* [EXERCISE TASK]
Copy out all lines carrying the word "than".

* [PROVIDED MATERIAL]
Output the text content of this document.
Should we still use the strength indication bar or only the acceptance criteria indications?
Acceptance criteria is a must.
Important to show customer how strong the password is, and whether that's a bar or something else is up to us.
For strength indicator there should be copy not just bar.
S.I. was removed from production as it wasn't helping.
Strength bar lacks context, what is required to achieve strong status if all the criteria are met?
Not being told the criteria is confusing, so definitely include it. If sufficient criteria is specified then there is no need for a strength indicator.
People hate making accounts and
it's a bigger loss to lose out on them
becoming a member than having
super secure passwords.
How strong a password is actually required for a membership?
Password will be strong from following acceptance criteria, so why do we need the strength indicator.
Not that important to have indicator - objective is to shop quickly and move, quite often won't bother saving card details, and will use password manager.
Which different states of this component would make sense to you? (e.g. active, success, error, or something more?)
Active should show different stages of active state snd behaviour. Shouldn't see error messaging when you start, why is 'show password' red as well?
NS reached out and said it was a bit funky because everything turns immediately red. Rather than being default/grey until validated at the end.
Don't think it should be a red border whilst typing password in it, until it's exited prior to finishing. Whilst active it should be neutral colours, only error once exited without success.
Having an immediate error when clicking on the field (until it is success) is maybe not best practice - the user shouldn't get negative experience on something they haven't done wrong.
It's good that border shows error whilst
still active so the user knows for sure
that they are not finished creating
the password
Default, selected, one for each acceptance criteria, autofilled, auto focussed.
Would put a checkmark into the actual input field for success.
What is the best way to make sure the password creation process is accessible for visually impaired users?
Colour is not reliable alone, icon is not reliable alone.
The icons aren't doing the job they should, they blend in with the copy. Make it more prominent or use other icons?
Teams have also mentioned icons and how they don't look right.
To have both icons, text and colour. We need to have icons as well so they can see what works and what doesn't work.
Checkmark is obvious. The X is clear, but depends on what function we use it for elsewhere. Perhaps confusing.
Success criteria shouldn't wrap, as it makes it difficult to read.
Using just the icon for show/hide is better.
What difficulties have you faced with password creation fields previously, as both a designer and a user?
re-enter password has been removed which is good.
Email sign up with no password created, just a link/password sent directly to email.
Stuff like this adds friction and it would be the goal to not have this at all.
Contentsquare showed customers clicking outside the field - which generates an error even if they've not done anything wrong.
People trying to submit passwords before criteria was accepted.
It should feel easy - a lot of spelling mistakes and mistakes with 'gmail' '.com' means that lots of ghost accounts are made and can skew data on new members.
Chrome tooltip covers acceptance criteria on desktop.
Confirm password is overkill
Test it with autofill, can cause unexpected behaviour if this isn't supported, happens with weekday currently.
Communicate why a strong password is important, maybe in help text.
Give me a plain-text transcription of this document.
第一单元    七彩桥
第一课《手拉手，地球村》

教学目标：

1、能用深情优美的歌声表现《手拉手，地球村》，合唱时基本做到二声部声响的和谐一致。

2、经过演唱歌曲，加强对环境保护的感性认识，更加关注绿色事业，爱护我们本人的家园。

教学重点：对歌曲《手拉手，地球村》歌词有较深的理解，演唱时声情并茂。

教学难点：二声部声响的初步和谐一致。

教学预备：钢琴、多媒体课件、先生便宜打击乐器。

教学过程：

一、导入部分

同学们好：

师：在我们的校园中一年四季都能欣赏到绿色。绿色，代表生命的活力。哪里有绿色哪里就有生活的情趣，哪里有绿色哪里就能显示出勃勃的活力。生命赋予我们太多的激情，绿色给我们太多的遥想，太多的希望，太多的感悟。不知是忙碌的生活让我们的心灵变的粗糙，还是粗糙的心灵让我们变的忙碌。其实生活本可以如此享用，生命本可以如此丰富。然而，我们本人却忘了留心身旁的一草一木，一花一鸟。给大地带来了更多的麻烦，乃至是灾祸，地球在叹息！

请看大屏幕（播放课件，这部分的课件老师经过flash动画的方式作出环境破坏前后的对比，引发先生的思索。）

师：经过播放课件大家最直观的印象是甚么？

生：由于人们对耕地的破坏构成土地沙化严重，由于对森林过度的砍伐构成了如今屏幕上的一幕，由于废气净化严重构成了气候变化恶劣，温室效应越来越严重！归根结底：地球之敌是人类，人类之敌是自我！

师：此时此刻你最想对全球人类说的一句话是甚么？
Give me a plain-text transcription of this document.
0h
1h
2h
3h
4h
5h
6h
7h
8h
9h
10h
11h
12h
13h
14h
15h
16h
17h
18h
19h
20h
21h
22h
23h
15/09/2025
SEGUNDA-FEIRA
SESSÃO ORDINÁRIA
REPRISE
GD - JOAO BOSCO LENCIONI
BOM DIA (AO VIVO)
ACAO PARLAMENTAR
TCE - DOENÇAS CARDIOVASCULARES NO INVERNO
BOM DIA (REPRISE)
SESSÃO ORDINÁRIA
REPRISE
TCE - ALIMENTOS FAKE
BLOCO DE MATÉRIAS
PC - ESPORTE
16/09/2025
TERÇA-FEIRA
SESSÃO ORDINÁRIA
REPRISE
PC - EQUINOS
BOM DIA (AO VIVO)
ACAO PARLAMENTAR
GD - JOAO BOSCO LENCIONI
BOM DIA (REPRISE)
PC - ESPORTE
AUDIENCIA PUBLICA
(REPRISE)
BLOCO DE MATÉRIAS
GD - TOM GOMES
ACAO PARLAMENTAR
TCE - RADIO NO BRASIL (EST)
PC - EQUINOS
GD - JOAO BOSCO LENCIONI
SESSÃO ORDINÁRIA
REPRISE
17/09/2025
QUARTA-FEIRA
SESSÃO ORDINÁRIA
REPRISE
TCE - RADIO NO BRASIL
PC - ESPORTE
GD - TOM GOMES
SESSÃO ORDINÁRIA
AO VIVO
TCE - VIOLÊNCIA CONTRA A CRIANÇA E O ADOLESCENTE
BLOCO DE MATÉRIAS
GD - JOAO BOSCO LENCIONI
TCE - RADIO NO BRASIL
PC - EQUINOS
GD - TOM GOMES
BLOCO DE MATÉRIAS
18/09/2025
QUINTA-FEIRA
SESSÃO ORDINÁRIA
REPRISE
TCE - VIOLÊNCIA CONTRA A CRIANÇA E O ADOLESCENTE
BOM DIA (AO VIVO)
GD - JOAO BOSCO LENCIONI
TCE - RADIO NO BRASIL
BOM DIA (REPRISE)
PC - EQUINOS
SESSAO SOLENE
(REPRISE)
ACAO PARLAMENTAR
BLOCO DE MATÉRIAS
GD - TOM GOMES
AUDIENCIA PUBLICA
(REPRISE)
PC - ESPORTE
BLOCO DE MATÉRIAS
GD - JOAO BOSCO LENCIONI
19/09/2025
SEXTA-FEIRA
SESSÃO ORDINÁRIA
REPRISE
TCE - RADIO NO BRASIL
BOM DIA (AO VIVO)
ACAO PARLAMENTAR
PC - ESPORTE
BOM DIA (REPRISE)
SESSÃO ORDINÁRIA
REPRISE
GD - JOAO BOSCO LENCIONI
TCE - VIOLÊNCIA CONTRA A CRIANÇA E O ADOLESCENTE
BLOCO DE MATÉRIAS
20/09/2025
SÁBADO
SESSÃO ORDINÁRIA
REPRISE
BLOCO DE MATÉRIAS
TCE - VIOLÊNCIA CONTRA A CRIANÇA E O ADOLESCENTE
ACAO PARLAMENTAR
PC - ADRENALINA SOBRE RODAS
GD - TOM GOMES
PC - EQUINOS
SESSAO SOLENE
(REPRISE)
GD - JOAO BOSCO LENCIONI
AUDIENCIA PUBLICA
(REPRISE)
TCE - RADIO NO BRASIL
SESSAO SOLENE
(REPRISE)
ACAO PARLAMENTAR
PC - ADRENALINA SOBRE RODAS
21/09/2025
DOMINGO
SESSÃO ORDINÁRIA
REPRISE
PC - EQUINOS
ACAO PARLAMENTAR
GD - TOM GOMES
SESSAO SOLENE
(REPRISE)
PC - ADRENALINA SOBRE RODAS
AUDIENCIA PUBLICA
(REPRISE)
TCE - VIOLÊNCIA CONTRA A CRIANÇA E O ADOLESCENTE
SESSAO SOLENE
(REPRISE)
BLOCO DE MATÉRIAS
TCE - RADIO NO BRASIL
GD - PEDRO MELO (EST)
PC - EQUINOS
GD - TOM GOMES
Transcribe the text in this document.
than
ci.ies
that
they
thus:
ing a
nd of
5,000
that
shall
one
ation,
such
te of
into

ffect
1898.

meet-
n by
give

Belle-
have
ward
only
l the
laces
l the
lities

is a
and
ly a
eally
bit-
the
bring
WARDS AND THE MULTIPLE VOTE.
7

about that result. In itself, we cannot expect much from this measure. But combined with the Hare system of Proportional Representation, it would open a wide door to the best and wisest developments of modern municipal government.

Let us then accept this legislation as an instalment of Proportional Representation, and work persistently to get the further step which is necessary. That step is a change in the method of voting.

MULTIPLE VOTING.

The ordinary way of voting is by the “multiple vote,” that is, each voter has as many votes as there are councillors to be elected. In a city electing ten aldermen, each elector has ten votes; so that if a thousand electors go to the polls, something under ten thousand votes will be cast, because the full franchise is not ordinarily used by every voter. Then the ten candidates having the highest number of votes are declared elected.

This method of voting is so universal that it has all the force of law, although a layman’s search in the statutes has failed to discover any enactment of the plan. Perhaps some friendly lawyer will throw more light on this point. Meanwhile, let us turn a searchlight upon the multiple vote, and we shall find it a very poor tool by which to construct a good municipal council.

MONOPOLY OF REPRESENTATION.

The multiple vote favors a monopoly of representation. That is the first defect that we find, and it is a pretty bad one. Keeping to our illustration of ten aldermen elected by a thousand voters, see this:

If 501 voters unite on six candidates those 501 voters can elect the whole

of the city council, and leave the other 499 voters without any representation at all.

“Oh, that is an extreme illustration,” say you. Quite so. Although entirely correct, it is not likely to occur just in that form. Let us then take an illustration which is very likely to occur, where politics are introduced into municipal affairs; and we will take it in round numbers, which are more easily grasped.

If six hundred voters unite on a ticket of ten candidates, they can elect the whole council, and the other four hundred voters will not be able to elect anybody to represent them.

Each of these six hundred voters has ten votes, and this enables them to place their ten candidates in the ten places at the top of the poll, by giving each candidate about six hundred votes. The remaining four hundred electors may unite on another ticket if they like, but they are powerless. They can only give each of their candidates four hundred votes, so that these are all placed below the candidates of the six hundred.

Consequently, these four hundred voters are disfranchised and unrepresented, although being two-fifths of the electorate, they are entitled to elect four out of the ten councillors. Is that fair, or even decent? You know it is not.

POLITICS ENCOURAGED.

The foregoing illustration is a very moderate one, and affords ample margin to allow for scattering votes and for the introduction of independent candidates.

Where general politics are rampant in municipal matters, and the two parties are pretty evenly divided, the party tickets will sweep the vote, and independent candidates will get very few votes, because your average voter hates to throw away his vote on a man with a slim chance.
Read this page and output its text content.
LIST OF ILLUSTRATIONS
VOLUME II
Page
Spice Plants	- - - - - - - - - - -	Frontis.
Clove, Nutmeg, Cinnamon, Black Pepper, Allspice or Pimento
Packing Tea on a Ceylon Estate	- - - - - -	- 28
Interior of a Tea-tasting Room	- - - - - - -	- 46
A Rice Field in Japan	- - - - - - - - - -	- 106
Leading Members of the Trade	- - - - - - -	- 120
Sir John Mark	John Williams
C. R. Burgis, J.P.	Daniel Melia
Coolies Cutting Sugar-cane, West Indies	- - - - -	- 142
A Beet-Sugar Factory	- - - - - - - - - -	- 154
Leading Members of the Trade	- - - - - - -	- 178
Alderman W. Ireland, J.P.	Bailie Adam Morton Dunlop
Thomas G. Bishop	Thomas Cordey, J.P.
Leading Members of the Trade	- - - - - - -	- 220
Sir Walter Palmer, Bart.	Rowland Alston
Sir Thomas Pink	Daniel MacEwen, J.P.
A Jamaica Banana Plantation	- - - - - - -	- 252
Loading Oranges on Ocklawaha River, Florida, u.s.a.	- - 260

* [FULL ANSWER]
becoming a member than having
NS reached out and said it was a bit funky because everything turns immediately red. Rather than being default/grey until validated at the end.
than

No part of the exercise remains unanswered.